[Recorded data]
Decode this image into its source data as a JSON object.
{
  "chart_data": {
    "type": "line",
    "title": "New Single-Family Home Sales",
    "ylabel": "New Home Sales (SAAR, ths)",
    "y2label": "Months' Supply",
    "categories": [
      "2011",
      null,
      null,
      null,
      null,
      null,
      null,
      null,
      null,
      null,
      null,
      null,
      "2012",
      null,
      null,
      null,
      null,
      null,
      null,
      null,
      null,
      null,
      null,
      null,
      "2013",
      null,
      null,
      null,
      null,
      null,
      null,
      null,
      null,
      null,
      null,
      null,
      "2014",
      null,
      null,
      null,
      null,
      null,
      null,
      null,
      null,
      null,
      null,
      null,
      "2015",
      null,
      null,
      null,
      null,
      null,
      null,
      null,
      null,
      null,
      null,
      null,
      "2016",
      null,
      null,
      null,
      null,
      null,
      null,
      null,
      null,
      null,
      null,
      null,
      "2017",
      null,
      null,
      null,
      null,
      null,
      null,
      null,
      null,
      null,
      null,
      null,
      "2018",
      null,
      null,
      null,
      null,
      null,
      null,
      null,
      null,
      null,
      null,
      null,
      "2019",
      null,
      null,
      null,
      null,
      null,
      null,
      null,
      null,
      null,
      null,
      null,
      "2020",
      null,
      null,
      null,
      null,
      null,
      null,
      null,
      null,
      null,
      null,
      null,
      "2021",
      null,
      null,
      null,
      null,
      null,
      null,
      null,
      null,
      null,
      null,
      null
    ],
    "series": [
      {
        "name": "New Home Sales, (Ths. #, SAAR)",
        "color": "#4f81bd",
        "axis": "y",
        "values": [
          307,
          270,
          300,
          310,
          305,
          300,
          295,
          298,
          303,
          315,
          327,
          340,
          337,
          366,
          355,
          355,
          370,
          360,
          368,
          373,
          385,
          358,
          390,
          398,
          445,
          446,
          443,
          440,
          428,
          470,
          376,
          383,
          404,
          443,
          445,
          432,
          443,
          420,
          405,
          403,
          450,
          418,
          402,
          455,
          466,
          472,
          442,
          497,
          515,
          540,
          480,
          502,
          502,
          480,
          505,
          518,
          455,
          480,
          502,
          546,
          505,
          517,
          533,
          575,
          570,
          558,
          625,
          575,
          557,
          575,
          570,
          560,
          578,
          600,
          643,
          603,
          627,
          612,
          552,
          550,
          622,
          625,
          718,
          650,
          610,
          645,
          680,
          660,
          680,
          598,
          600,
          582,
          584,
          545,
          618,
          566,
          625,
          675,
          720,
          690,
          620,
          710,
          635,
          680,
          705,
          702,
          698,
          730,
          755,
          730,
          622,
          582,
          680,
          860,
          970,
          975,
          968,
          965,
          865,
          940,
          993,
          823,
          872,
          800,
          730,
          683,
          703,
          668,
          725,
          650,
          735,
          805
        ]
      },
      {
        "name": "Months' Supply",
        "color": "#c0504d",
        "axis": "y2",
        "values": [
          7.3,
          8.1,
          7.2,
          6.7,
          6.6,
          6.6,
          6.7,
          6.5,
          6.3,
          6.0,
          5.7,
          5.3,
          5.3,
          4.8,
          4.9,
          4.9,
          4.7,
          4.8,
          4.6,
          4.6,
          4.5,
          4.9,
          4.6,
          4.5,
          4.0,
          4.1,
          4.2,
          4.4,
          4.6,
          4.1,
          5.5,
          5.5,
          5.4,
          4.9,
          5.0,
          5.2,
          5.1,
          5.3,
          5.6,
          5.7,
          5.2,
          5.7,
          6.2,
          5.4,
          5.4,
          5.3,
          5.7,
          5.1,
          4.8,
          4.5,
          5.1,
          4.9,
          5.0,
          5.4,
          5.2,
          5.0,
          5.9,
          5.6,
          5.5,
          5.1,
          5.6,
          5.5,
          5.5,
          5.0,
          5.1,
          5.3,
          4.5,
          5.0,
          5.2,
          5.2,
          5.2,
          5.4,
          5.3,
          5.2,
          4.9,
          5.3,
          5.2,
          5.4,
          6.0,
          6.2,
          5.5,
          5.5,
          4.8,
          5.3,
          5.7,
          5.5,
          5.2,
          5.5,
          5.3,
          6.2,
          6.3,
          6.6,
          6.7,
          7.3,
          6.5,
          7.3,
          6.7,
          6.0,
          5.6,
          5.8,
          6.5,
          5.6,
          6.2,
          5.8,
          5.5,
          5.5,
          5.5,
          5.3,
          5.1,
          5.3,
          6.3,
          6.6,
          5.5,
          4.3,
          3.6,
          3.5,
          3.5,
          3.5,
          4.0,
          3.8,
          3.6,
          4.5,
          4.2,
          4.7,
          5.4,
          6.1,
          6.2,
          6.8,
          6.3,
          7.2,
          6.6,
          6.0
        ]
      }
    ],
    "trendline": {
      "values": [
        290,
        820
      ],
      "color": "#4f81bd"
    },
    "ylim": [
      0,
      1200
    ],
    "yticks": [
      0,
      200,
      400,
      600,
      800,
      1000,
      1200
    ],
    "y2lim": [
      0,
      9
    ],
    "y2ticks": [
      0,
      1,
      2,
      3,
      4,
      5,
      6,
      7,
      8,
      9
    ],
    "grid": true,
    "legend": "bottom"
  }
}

* _Objective_
Transcribe the entire listing above precisely.

* _Complete response_
Decode this image into its source data as a JSON object.
{
  "chart_data": {
    "type": "line",
    "title": "New Single-Family Home Sales",
    "ylabel": "New Home Sales (SAAR, ths)",
    "y2label": "Months' Supply",
    "categories": [
      "2011",
      null,
      null,
      null,
      null,
      null,
      null,
      null,
      null,
      null,
      null,
      null,
      "2012",
      null,
      null,
      null,
      null,
      null,
      null,
      null,
      null,
      null,
      null,
      null,
      "2013",
      null,
      null,
      null,
      null,
      null,
      null,
      null,
      null,
      null,
      null,
      null,
      "2014",
      null,
      null,
      null,
      null,
      null,
      null,
      null,
      null,
      null,
      null,
      null,
      "2015",
      null,
      null,
      null,
      null,
      null,
      null,
      null,
      null,
      null,
      null,
      null,
      "2016",
      null,
      null,
      null,
      null,
      null,
      null,
      null,
      null,
      null,
      null,
      null,
      "2017",
      null,
      null,
      null,
      null,
      null,
      null,
      null,
      null,
      null,
      null,
      null,
      "2018",
      null,
      null,
      null,
      null,
      null,
      null,
      null,
      null,
      null,
      null,
      null,
      "2019",
      null,
      null,
      null,
      null,
      null,
      null,
      null,
      null,
      null,
      null,
      null,
      "2020",
      null,
      null,
      null,
      null,
      null,
      null,
      null,
      null,
      null,
      null,
      null,
      "2021",
      null,
      null,
      null,
      null,
      null,
      null,
      null,
      null,
      null,
      null,
      null
    ],
    "series": [
      {
        "name": "New Home Sales, (Ths. #, SAAR)",
        "color": "#4f81bd",
        "axis": "y",
        "values": [
          307,
          270,
          300,
          310,
          305,
          300,
          295,
          298,
          303,
          315,
          327,
          340,
          337,
          366,
          355,
          355,
          370,
          360,
          368,
          373,
          385,
          358,
          390,
          398,
          445,
          446,
          443,
          440,
          428,
          470,
          376,
          383,
          404,
          443,
          445,
          432,
          443,
          420,
          405,
          403,
          450,
          418,
          402,
          455,
          466,
          472,
          442,
          497,
          515,
          540,
          480,
          502,
          502,
          480,
          505,
          518,
          455,
          480,
          502,
          546,
          505,
          517,
          533,
          575,
          570,
          558,
          625,
          575,
          557,
          575,
          570,
          560,
          578,
          600,
          643,
          603,
          627,
          612,
          552,
          550,
          622,
          625,
          718,
          650,
          610,
          645,
          680,
          660,
          680,
          598,
          600,
          582,
          584,
          545,
          618,
          566,
          625,
          675,
          720,
          690,
          620,
          710,
          635,
          680,
          705,
          702,
          698,
          730,
          755,
          730,
          622,
          582,
          680,
          860,
          970,
          975,
          968,
          965,
          865,
          940,
          993,
          823,
          872,
          800,
          730,
          683,
          703,
          668,
          725,
          650,
          735,
          805
        ]
      },
      {
        "name": "Months' Supply",
        "color": "#c0504d",
        "axis": "y2",
        "values": [
          7.3,
          8.1,
          7.2,
          6.7,
          6.6,
          6.6,
          6.7,
          6.5,
          6.3,
          6.0,
          5.7,
          5.3,
          5.3,
          4.8,
          4.9,
          4.9,
          4.7,
          4.8,
          4.6,
          4.6,
          4.5,
          4.9,
          4.6,
          4.5,
          4.0,
          4.1,
          4.2,
          4.4,
          4.6,
          4.1,
          5.5,
          5.5,
          5.4,
          4.9,
          5.0,
          5.2,
          5.1,
          5.3,
          5.6,
          5.7,
          5.2,
          5.7,
          6.2,
          5.4,
          5.4,
          5.3,
          5.7,
          5.1,
          4.8,
          4.5,
          5.1,
          4.9,
          5.0,
          5.4,
          5.2,
          5.0,
          5.9,
          5.6,
          5.5,
          5.1,
          5.6,
          5.5,
          5.5,
          5.0,
          5.1,
          5.3,
          4.5,
          5.0,
          5.2,
          5.2,
          5.2,
          5.4,
          5.3,
          5.2,
          4.9,
          5.3,
          5.2,
          5.4,
          6.0,
          6.2,
          5.5,
          5.5,
          4.8,
          5.3,
          5.7,
          5.5,
          5.2,
          5.5,
          5.3,
          6.2,
          6.3,
          6.6,
          6.7,
          7.3,
          6.5,
          7.3,
          6.7,
          6.0,
          5.6,
          5.8,
          6.5,
          5.6,
          6.2,
          5.8,
          5.5,
          5.5,
          5.5,
          5.3,
          5.1,
          5.3,
          6.3,
          6.6,
          5.5,
          4.3,
          3.6,
          3.5,
          3.5,
          3.5,
          4.0,
          3.8,
          3.6,
          4.5,
          4.2,
          4.7,
          5.4,
          6.1,
          6.2,
          6.8,
          6.3,
          7.2,
          6.6,
          6.0
        ]
      }
    ],
    "trendline": {
      "values": [
        290,
        820
      ],
      "color": "#4f81bd"
    },
    "ylim": [
      0,
      1200
    ],
    "yticks": [
      0,
      200,
      400,
      600,
      800,
      1000,
      1200
    ],
    "y2lim": [
      0,
      9
    ],
    "y2ticks": [
      0,
      1,
      2,
      3,
      4,
      5,
      6,
      7,
      8,
      9
    ],
    "grid": true,
    "legend": "bottom"
  }
}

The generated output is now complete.